**MATERIALS PROVIDED**
* START *

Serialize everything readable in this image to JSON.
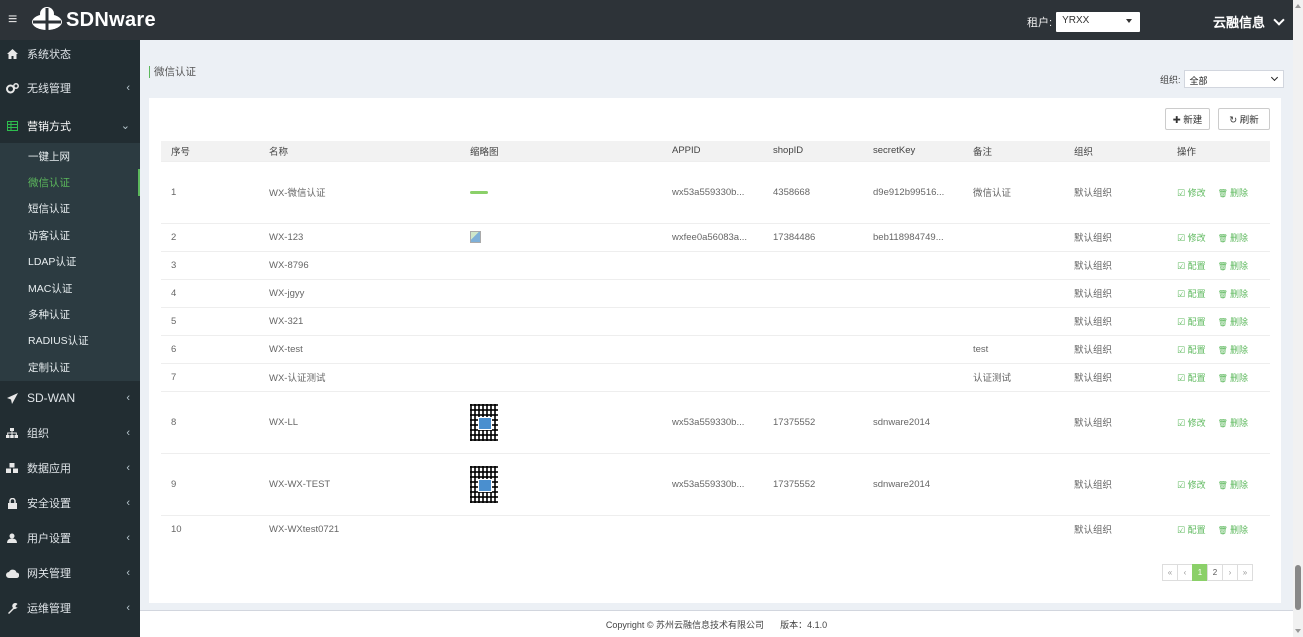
{
  "topbar": {
    "logo_text": "SDNware",
    "tenant_label": "租户:",
    "tenant_value": "YRXX",
    "brand": "云融信息"
  },
  "sidebar": {
    "items": [
      {
        "label": "系统状态",
        "icon": "home-icon"
      },
      {
        "label": "无线管理",
        "icon": "gears-icon"
      },
      {
        "label": "营销方式",
        "icon": "table-icon"
      }
    ],
    "sub_items": [
      "一键上网",
      "微信认证",
      "短信认证",
      "访客认证",
      "LDAP认证",
      "MAC认证",
      "多种认证",
      "RADIUS认证",
      "定制认证"
    ],
    "items_after": [
      {
        "label": "SD-WAN",
        "icon": "send-icon"
      },
      {
        "label": "组织",
        "icon": "sitemap-icon"
      },
      {
        "label": "数据应用",
        "icon": "cubes-icon"
      },
      {
        "label": "安全设置",
        "icon": "lock-icon"
      },
      {
        "label": "用户设置",
        "icon": "user-icon"
      },
      {
        "label": "网关管理",
        "icon": "cloud-icon"
      },
      {
        "label": "运维管理",
        "icon": "wrench-icon"
      }
    ]
  },
  "header": {
    "title": "微信认证",
    "org_label": "组织:",
    "org_value": "全部"
  },
  "toolbar": {
    "new_label": "✚ 新建",
    "refresh_label": "↻ 刷新"
  },
  "table": {
    "columns": [
      "序号",
      "名称",
      "缩略图",
      "APPID",
      "shopID",
      "secretKey",
      "备注",
      "组织",
      "操作"
    ],
    "rows": [
      {
        "no": "1",
        "name": "WX-微信认证",
        "thumb": "bar",
        "appid": "wx53a559330b...",
        "shopid": "4358668",
        "secret": "d9e912b99516...",
        "note": "微信认证",
        "org": "默认组织",
        "op1": "修改",
        "op2": "删除"
      },
      {
        "no": "2",
        "name": "WX-123",
        "thumb": "broken",
        "appid": "wxfee0a56083a...",
        "shopid": "17384486",
        "secret": "beb118984749...",
        "note": "",
        "org": "默认组织",
        "op1": "修改",
        "op2": "删除"
      },
      {
        "no": "3",
        "name": "WX-8796",
        "thumb": "",
        "appid": "",
        "shopid": "",
        "secret": "",
        "note": "",
        "org": "默认组织",
        "op1": "配置",
        "op2": "删除"
      },
      {
        "no": "4",
        "name": "WX-jgyy",
        "thumb": "",
        "appid": "",
        "shopid": "",
        "secret": "",
        "note": "",
        "org": "默认组织",
        "op1": "配置",
        "op2": "删除"
      },
      {
        "no": "5",
        "name": "WX-321",
        "thumb": "",
        "appid": "",
        "shopid": "",
        "secret": "",
        "note": "",
        "org": "默认组织",
        "op1": "配置",
        "op2": "删除"
      },
      {
        "no": "6",
        "name": "WX-test",
        "thumb": "",
        "appid": "",
        "shopid": "",
        "secret": "",
        "note": "test",
        "org": "默认组织",
        "op1": "配置",
        "op2": "删除"
      },
      {
        "no": "7",
        "name": "WX-认证测试",
        "thumb": "",
        "appid": "",
        "shopid": "",
        "secret": "",
        "note": "认证测试",
        "org": "默认组织",
        "op1": "配置",
        "op2": "删除"
      },
      {
        "no": "8",
        "name": "WX-LL",
        "thumb": "qr",
        "appid": "wx53a559330b...",
        "shopid": "17375552",
        "secret": "sdnware2014",
        "note": "",
        "org": "默认组织",
        "op1": "修改",
        "op2": "删除"
      },
      {
        "no": "9",
        "name": "WX-WX-TEST",
        "thumb": "qr",
        "appid": "wx53a559330b...",
        "shopid": "17375552",
        "secret": "sdnware2014",
        "note": "",
        "org": "默认组织",
        "op1": "修改",
        "op2": "删除"
      },
      {
        "no": "10",
        "name": "WX-WXtest0721",
        "thumb": "",
        "appid": "",
        "shopid": "",
        "secret": "",
        "note": "",
        "org": "默认组织",
        "op1": "配置",
        "op2": "删除"
      }
    ]
  },
  "pagination": {
    "first": "«",
    "prev": "‹",
    "pages": [
      "1",
      "2"
    ],
    "current": "1",
    "next": "›",
    "last": "»"
  },
  "footer": {
    "copyright": "Copyright © 苏州云融信息技术有限公司",
    "version": "版本：4.1.0"
  },
  "colors": {
    "accent": "#5cb85c",
    "topbar": "#2d3338",
    "sidebar": "#222d32"
  }
}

* END *

**GOAL**
State the number of lines holding the word "微信认证" in the listing. Add nothing else.

**ANSWER BELOW**
4